Repeat every line from the line containing "What text is on this page?" to the end of the data, exactly. Leave the pictures out.

— start of Stored rows —

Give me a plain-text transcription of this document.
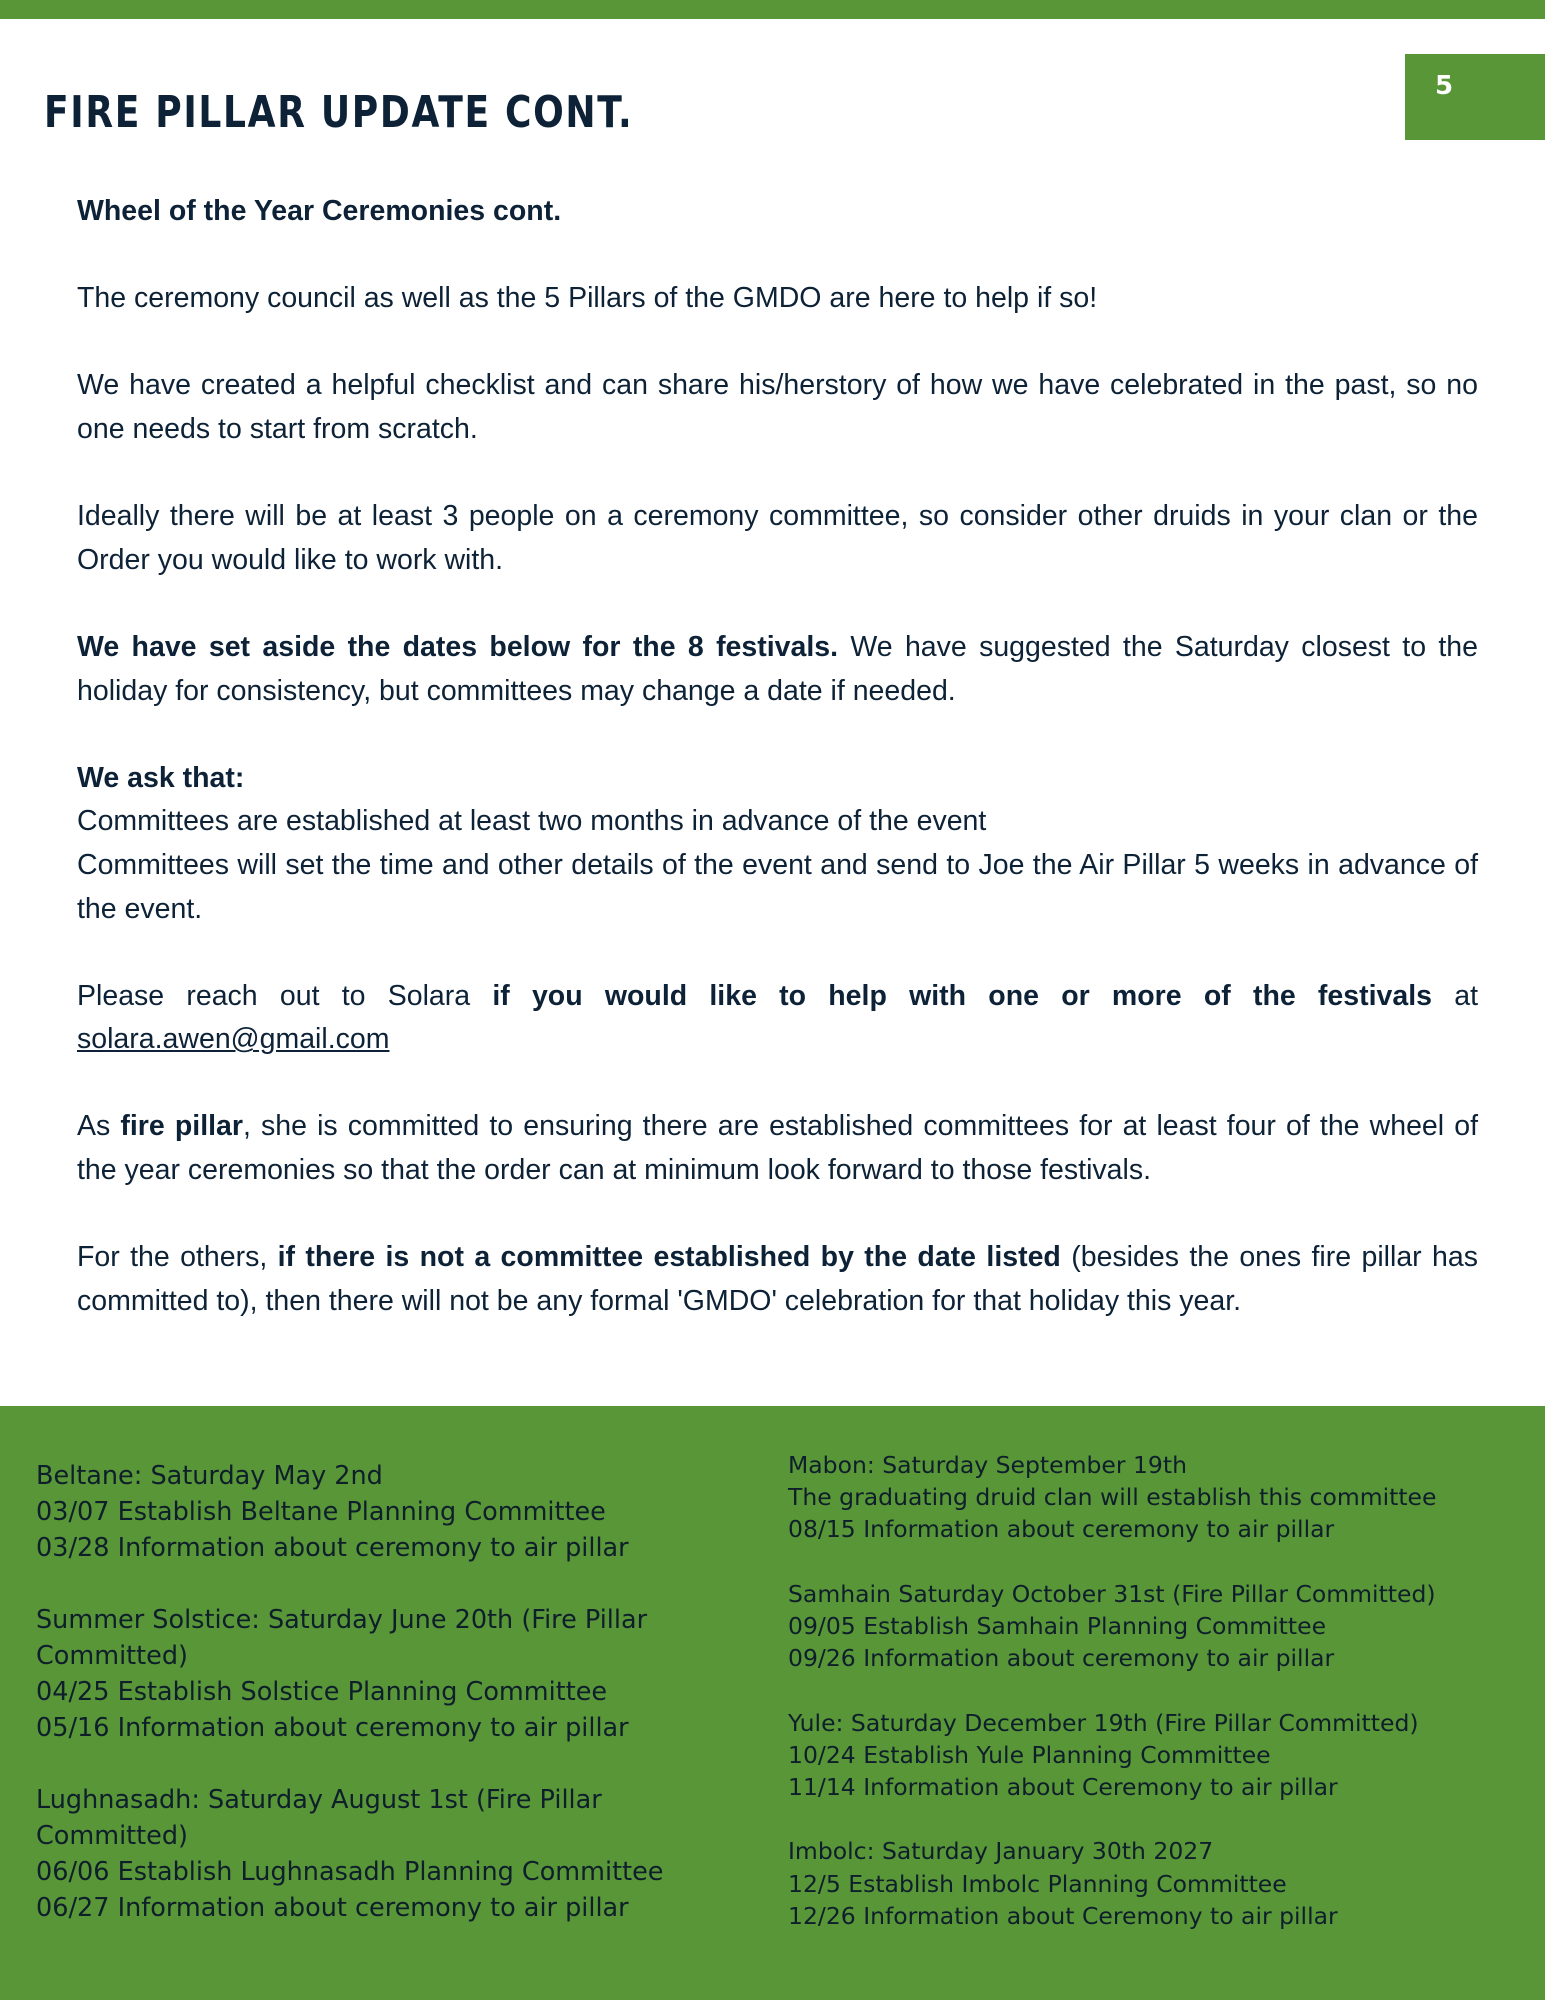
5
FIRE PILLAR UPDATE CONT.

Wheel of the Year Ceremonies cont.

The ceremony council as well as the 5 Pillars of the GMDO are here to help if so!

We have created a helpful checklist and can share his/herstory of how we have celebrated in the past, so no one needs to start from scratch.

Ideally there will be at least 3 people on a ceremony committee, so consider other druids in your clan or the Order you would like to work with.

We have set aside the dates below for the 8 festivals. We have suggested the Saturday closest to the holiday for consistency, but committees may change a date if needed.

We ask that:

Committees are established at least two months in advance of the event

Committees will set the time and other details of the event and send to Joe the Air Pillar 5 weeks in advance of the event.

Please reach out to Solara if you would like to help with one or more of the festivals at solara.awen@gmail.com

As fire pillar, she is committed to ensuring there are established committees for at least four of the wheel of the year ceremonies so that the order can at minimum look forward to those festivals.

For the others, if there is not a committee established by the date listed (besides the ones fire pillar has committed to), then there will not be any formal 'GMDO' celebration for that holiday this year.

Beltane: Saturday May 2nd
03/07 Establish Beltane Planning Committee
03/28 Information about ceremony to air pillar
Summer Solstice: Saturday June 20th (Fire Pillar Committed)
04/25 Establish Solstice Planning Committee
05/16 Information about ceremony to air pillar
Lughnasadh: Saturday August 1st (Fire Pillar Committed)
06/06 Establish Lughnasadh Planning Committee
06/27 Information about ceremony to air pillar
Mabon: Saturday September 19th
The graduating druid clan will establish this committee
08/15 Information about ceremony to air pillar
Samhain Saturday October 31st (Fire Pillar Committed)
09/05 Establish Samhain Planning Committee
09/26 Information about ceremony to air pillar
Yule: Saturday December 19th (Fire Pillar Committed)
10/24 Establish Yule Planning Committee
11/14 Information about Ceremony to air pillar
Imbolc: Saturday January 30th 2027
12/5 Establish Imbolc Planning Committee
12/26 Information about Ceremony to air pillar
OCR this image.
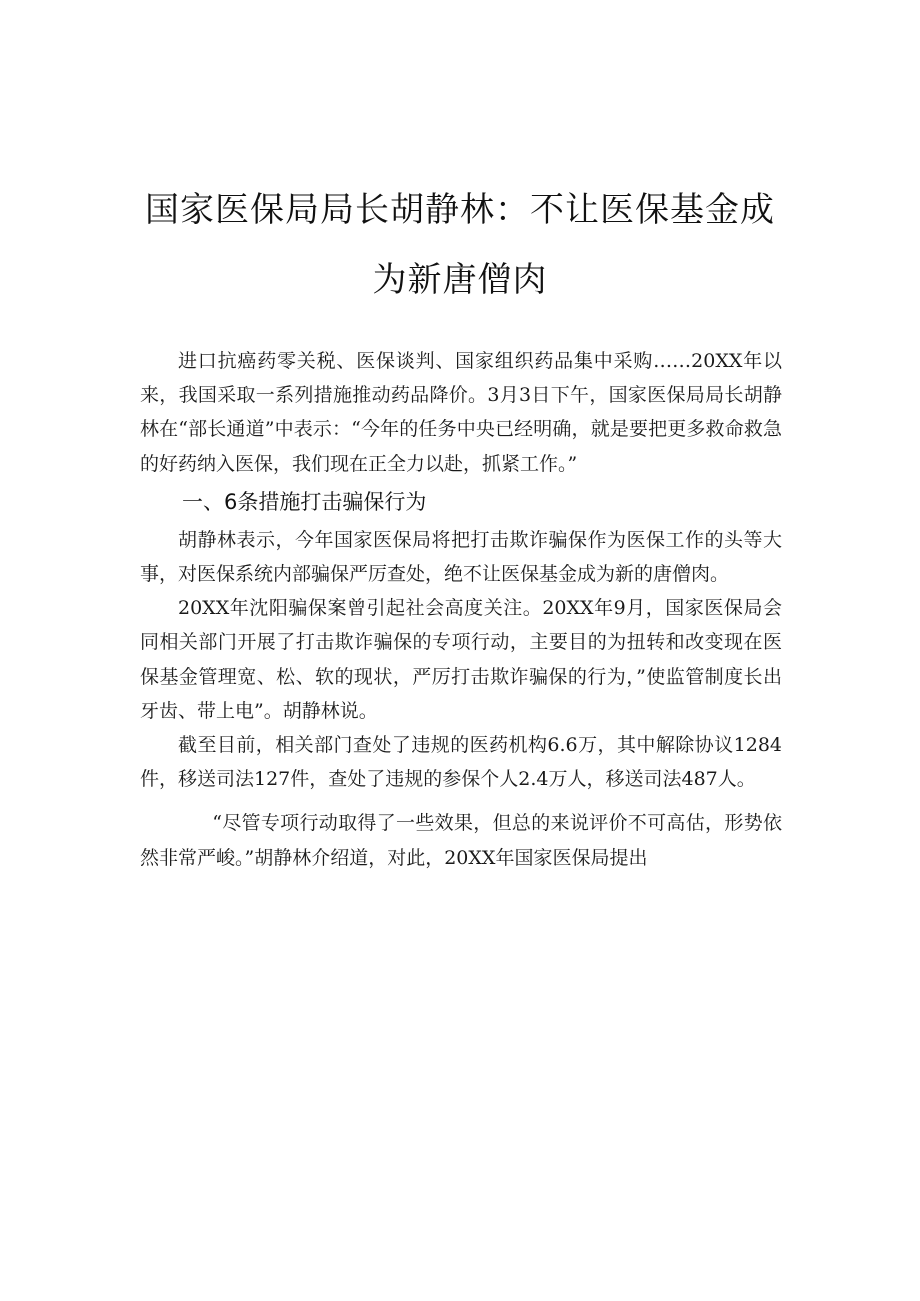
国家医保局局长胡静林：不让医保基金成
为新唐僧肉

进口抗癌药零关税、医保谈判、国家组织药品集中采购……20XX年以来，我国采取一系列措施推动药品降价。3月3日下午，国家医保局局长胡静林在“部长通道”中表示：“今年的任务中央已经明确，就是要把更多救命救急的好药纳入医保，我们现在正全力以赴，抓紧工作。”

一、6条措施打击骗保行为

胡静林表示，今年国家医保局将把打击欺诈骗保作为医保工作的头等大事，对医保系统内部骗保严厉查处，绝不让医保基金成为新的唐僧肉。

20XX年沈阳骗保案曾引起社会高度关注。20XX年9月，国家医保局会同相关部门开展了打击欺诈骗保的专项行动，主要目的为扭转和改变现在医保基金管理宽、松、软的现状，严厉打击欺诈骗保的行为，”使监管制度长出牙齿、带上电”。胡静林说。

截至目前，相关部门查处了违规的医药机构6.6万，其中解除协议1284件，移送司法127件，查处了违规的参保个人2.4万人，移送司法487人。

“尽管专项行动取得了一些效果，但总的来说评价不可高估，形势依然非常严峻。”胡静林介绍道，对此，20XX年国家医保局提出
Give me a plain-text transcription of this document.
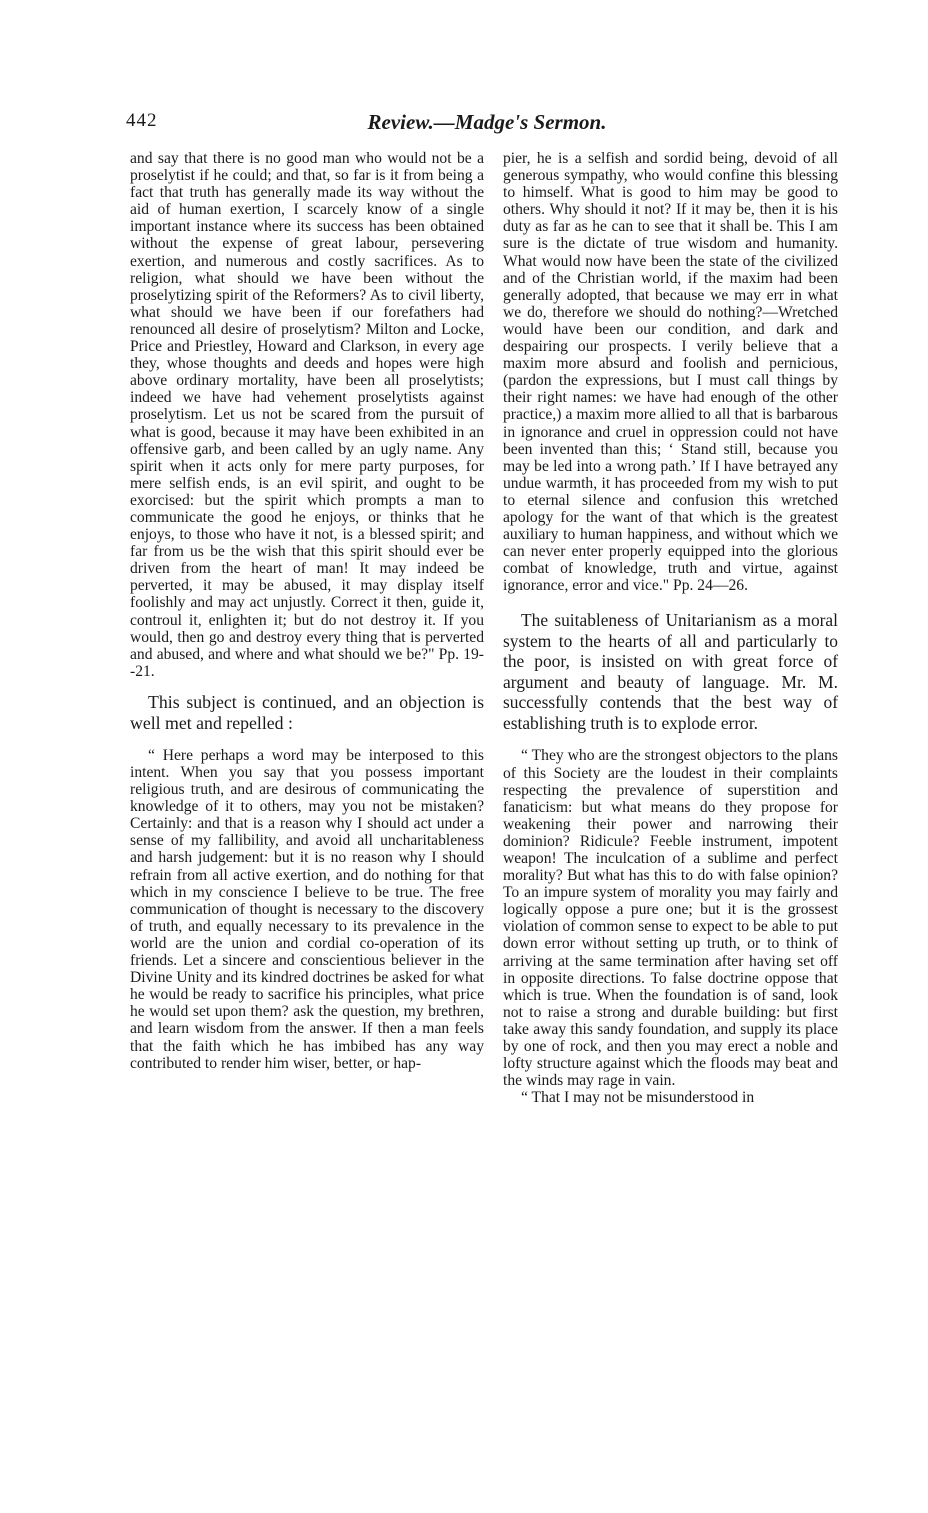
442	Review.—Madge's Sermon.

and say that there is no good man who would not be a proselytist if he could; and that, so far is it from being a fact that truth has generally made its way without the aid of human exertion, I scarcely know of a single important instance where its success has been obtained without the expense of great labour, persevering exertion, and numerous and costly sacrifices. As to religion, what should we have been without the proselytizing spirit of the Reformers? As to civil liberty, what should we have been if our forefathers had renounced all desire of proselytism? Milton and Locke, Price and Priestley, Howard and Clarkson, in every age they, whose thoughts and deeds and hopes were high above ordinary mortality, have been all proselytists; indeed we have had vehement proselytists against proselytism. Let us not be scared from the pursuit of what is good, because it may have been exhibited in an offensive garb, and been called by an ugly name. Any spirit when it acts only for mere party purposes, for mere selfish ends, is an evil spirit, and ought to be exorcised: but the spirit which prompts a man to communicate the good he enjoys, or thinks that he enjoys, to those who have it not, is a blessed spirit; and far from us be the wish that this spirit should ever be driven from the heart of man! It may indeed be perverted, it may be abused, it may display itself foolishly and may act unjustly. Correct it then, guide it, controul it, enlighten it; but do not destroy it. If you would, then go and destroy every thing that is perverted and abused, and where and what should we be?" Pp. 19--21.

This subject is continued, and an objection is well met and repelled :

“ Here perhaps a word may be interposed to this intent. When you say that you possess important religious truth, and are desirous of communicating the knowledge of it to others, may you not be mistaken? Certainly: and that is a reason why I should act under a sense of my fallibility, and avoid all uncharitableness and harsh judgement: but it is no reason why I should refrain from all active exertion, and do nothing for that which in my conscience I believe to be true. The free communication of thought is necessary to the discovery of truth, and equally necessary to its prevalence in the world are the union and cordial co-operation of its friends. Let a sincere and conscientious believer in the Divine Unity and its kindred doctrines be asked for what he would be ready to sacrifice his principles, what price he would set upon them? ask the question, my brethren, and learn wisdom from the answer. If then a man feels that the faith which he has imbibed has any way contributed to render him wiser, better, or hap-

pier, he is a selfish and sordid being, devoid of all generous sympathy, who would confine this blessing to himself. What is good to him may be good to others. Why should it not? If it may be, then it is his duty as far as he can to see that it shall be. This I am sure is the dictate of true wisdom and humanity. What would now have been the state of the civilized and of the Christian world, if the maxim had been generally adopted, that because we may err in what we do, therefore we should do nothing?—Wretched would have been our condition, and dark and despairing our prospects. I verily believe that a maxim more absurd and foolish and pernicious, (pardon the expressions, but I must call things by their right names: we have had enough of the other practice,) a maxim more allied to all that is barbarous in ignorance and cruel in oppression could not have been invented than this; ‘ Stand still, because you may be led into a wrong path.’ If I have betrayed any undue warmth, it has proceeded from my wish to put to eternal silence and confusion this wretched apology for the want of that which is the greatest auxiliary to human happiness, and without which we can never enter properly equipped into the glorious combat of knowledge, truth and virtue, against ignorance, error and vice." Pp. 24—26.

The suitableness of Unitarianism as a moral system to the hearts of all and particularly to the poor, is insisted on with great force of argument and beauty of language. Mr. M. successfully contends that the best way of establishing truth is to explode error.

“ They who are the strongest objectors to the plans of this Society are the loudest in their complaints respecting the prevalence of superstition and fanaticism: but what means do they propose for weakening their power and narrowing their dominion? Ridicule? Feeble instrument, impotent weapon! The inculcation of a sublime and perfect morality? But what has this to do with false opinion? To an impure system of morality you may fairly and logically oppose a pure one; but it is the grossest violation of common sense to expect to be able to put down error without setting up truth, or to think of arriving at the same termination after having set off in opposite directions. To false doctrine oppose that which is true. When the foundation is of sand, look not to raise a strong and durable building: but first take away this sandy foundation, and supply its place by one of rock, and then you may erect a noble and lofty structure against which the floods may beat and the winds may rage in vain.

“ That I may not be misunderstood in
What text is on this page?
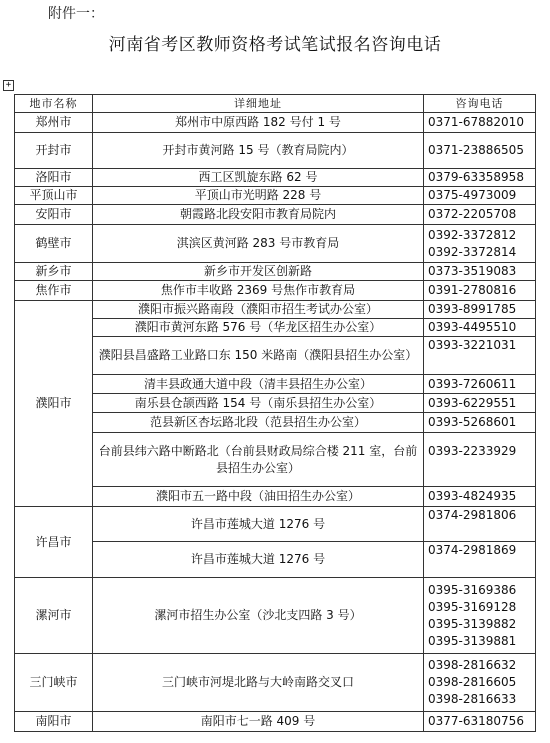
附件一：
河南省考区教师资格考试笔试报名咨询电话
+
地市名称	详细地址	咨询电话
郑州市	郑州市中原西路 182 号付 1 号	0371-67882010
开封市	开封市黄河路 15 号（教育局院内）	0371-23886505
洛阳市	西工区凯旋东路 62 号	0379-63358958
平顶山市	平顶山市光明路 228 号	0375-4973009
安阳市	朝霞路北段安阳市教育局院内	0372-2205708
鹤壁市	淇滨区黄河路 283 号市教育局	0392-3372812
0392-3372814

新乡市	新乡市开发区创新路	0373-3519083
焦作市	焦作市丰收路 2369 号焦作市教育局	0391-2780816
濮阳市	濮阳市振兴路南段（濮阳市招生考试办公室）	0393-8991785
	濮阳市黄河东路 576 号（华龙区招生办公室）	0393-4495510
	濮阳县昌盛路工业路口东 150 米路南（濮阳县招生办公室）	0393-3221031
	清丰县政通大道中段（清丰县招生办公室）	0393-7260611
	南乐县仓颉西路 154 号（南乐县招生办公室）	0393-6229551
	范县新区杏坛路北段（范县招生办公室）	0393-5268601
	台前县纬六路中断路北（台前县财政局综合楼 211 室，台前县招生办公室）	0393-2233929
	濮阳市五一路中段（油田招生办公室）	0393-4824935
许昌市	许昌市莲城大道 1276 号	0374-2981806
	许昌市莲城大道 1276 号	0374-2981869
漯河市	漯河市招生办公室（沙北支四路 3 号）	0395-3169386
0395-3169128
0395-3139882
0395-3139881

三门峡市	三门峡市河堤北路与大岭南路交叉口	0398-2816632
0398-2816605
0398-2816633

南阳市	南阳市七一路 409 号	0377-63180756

— end of Stored rows —

Exercise output
What text is on this page?
附件一：
河南省考区教师资格考试笔试报名咨询电话
+
地市名称	详细地址	咨询电话
郑州市	郑州市中原西路 182 号付 1 号	0371-67882010
开封市	开封市黄河路 15 号（教育局院内）	0371-23886505
洛阳市	西工区凯旋东路 62 号	0379-63358958
平顶山市	平顶山市光明路 228 号	0375-4973009
安阳市	朝霞路北段安阳市教育局院内	0372-2205708
鹤壁市	淇滨区黄河路 283 号市教育局	0392-3372812
0392-3372814

新乡市	新乡市开发区创新路	0373-3519083
焦作市	焦作市丰收路 2369 号焦作市教育局	0391-2780816
濮阳市	濮阳市振兴路南段（濮阳市招生考试办公室）	0393-8991785
	濮阳市黄河东路 576 号（华龙区招生办公室）	0393-4495510
	濮阳县昌盛路工业路口东 150 米路南（濮阳县招生办公室）	0393-3221031
	清丰县政通大道中段（清丰县招生办公室）	0393-7260611
	南乐县仓颉西路 154 号（南乐县招生办公室）	0393-6229551
	范县新区杏坛路北段（范县招生办公室）	0393-5268601
	台前县纬六路中断路北（台前县财政局综合楼 211 室，台前县招生办公室）	0393-2233929
	濮阳市五一路中段（油田招生办公室）	0393-4824935
许昌市	许昌市莲城大道 1276 号	0374-2981806
	许昌市莲城大道 1276 号	0374-2981869
漯河市	漯河市招生办公室（沙北支四路 3 号）	0395-3169386
0395-3169128
0395-3139882
0395-3139881

三门峡市	三门峡市河堤北路与大岭南路交叉口	0398-2816632
0398-2816605
0398-2816633

南阳市	南阳市七一路 409 号	0377-63180756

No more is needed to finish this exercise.